Return each line of the data below exactly, omitting any pictures.

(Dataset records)
— start —
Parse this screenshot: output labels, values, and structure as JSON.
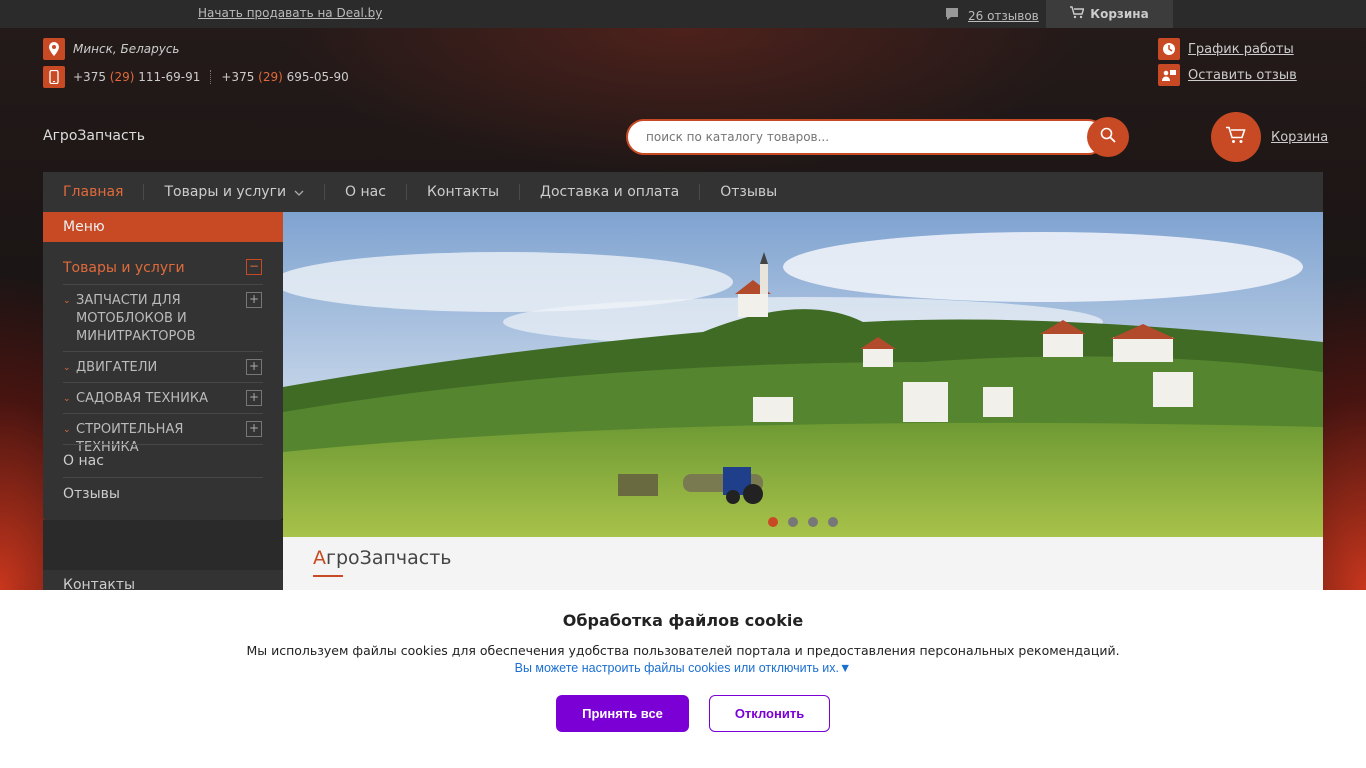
{
  "topbar": {
    "sell_link": "Начать продавать на Deal.by",
    "reviews_link": "26 отзывов",
    "cart_label": "Корзина"
  },
  "contacts": {
    "location": "Минск, Беларусь",
    "phone1_prefix": "+375",
    "phone1_code": "(29)",
    "phone1_number": "111-69-91",
    "phone2_prefix": "+375",
    "phone2_code": "(29)",
    "phone2_number": "695-05-90"
  },
  "header_links": {
    "schedule": "График работы",
    "leave_review": "Оставить отзыв"
  },
  "brand": "АгроЗапчасть",
  "search": {
    "placeholder": "поиск по каталогу товаров..."
  },
  "cart": {
    "label": "Корзина"
  },
  "nav": [
    {
      "label": "Главная"
    },
    {
      "label": "Товары и услуги"
    },
    {
      "label": "О нас"
    },
    {
      "label": "Контакты"
    },
    {
      "label": "Доставка и оплата"
    },
    {
      "label": "Отзывы"
    }
  ],
  "sidebar": {
    "title": "Меню",
    "section": "Товары и услуги",
    "collapse_symbol": "−",
    "expand_symbol": "+",
    "chevron": "⌄",
    "subitems": [
      {
        "label": "ЗАПЧАСТИ ДЛЯ МОТОБЛОКОВ И МИНИТРАКТОРОВ"
      },
      {
        "label": "ДВИГАТЕЛИ"
      },
      {
        "label": "САДОВАЯ ТЕХНИКА"
      },
      {
        "label": "СТРОИТЕЛЬНАЯ ТЕХНИКА"
      }
    ],
    "links": [
      {
        "label": "О нас"
      },
      {
        "label": "Отзывы"
      }
    ],
    "contacts_title": "Контакты"
  },
  "slider": {
    "slide_count": 4,
    "active_slide": 1
  },
  "content": {
    "title_first": "А",
    "title_rest": "гроЗапчасть"
  },
  "cookie": {
    "title": "Обработка файлов cookie",
    "text": "Мы используем файлы cookies для обеспечения удобства пользователей портала и предоставления персональных рекомендаций.",
    "settings_link": "Вы можете настроить файлы cookies или отключить их.▼",
    "accept": "Принять все",
    "decline": "Отклонить"
  },
  "colors": {
    "accent": "#c84a24",
    "nav_bg": "#333333",
    "cookie_button": "#7b00d6"
  }
}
— end —
▶ THE RESPONSE
Parse this screenshot: output labels, values, and structure as JSON.
{
  "topbar": {
    "sell_link": "Начать продавать на Deal.by",
    "reviews_link": "26 отзывов",
    "cart_label": "Корзина"
  },
  "contacts": {
    "location": "Минск, Беларусь",
    "phone1_prefix": "+375",
    "phone1_code": "(29)",
    "phone1_number": "111-69-91",
    "phone2_prefix": "+375",
    "phone2_code": "(29)",
    "phone2_number": "695-05-90"
  },
  "header_links": {
    "schedule": "График работы",
    "leave_review": "Оставить отзыв"
  },
  "brand": "АгроЗапчасть",
  "search": {
    "placeholder": "поиск по каталогу товаров..."
  },
  "cart": {
    "label": "Корзина"
  },
  "nav": [
    {
      "label": "Главная"
    },
    {
      "label": "Товары и услуги"
    },
    {
      "label": "О нас"
    },
    {
      "label": "Контакты"
    },
    {
      "label": "Доставка и оплата"
    },
    {
      "label": "Отзывы"
    }
  ],
  "sidebar": {
    "title": "Меню",
    "section": "Товары и услуги",
    "collapse_symbol": "−",
    "expand_symbol": "+",
    "chevron": "⌄",
    "subitems": [
      {
        "label": "ЗАПЧАСТИ ДЛЯ МОТОБЛОКОВ И МИНИТРАКТОРОВ"
      },
      {
        "label": "ДВИГАТЕЛИ"
      },
      {
        "label": "САДОВАЯ ТЕХНИКА"
      },
      {
        "label": "СТРОИТЕЛЬНАЯ ТЕХНИКА"
      }
    ],
    "links": [
      {
        "label": "О нас"
      },
      {
        "label": "Отзывы"
      }
    ],
    "contacts_title": "Контакты"
  },
  "slider": {
    "slide_count": 4,
    "active_slide": 1
  },
  "content": {
    "title_first": "А",
    "title_rest": "гроЗапчасть"
  },
  "cookie": {
    "title": "Обработка файлов cookie",
    "text": "Мы используем файлы cookies для обеспечения удобства пользователей портала и предоставления персональных рекомендаций.",
    "settings_link": "Вы можете настроить файлы cookies или отключить их.▼",
    "accept": "Принять все",
    "decline": "Отклонить"
  },
  "colors": {
    "accent": "#c84a24",
    "nav_bg": "#333333",
    "cookie_button": "#7b00d6"
  }
}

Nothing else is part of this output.